Of all the lines in these entries, how many contain the string "View"? Give only that count.

— START OF DATA LISTING —

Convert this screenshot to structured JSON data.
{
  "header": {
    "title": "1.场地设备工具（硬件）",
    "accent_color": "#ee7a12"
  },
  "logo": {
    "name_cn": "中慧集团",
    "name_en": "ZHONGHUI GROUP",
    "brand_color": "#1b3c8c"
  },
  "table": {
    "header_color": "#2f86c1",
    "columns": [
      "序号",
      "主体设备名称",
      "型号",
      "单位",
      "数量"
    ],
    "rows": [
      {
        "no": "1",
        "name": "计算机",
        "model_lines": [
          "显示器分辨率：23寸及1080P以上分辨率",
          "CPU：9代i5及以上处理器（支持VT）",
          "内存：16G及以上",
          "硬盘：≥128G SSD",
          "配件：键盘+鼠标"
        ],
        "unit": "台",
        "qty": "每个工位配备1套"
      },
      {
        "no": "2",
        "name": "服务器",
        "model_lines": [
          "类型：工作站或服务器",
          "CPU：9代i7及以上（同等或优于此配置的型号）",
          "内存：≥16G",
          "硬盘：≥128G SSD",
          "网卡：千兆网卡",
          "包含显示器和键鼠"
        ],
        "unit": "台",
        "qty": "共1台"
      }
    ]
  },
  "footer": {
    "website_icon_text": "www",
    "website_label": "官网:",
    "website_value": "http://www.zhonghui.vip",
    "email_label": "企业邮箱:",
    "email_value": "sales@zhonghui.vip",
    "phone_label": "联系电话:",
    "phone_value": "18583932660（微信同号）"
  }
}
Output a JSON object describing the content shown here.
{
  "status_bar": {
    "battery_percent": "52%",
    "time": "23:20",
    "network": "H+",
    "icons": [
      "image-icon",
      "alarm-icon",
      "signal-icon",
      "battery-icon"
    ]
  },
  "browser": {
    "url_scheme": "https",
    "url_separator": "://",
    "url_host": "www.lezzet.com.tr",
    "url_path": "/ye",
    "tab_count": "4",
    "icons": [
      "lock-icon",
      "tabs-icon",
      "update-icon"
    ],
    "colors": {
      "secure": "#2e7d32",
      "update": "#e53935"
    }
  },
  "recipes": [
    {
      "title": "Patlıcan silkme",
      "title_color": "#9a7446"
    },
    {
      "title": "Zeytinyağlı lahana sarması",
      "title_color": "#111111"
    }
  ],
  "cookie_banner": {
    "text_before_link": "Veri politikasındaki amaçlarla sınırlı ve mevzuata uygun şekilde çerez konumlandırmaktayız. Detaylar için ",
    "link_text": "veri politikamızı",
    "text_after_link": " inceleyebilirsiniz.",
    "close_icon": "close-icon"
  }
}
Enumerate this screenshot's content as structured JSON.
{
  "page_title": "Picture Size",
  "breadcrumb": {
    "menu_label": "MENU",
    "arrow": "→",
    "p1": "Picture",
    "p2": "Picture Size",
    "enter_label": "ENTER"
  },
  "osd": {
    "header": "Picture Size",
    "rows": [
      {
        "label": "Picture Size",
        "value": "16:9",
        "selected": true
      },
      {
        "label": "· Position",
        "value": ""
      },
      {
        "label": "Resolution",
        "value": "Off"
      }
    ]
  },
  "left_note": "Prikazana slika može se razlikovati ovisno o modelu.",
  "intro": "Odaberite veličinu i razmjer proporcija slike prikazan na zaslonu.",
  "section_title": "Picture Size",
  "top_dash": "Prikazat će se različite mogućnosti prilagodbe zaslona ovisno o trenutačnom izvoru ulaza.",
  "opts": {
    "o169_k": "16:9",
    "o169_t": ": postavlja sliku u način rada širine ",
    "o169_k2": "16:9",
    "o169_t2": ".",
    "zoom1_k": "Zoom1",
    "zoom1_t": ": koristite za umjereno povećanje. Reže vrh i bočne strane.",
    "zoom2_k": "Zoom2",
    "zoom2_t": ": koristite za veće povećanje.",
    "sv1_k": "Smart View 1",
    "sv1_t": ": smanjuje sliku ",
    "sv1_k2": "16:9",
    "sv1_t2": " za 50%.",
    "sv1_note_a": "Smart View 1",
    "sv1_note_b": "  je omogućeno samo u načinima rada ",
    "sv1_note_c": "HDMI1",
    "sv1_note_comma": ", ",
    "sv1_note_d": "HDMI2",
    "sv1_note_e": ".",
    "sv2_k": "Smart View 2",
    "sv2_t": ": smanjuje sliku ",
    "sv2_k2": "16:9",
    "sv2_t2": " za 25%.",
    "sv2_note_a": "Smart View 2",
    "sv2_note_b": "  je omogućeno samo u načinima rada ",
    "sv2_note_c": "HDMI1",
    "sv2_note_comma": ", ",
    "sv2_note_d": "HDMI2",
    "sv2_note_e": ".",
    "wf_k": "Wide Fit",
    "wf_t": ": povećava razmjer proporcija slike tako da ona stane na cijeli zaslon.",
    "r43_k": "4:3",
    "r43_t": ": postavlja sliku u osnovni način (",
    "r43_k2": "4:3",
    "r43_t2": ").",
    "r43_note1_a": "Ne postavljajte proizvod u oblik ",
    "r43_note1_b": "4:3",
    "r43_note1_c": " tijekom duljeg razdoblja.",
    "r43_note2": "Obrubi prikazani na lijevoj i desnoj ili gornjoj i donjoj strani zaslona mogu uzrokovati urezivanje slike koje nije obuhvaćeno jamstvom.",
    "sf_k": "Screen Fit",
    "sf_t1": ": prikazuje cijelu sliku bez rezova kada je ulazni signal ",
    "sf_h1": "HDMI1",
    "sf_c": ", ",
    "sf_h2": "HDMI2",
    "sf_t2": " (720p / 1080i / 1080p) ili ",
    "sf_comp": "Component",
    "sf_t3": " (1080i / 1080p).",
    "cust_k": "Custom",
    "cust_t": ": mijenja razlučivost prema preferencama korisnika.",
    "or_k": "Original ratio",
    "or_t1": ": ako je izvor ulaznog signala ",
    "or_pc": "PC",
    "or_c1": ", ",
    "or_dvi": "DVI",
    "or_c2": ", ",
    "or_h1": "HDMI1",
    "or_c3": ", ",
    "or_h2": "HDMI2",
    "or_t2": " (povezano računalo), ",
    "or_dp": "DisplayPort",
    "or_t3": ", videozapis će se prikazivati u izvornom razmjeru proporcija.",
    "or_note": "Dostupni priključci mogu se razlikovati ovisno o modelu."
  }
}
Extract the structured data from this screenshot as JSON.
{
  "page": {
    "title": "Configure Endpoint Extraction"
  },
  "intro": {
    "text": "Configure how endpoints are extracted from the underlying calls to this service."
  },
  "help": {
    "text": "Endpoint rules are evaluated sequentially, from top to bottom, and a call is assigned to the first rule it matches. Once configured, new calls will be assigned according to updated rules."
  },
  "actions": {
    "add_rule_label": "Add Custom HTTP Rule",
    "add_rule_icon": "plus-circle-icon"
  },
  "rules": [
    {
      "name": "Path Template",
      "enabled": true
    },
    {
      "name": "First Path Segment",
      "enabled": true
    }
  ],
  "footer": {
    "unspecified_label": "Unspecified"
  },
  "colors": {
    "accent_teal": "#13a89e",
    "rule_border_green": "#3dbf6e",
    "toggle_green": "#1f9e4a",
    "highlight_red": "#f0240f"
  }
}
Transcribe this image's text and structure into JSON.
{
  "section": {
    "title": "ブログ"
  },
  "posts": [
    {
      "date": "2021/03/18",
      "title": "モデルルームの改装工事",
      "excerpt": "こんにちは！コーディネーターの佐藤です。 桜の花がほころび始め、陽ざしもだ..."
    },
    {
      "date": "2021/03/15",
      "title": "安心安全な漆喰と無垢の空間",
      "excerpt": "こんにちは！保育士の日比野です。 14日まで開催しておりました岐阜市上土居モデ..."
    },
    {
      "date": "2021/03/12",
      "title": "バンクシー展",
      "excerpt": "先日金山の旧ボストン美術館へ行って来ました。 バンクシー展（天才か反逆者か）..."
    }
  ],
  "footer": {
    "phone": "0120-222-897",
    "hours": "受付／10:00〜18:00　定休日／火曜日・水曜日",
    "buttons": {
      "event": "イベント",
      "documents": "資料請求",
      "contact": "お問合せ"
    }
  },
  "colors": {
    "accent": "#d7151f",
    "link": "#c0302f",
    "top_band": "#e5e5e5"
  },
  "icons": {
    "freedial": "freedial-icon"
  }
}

— END OF DATA LISTING —

WRITTEN SOLUTION: 4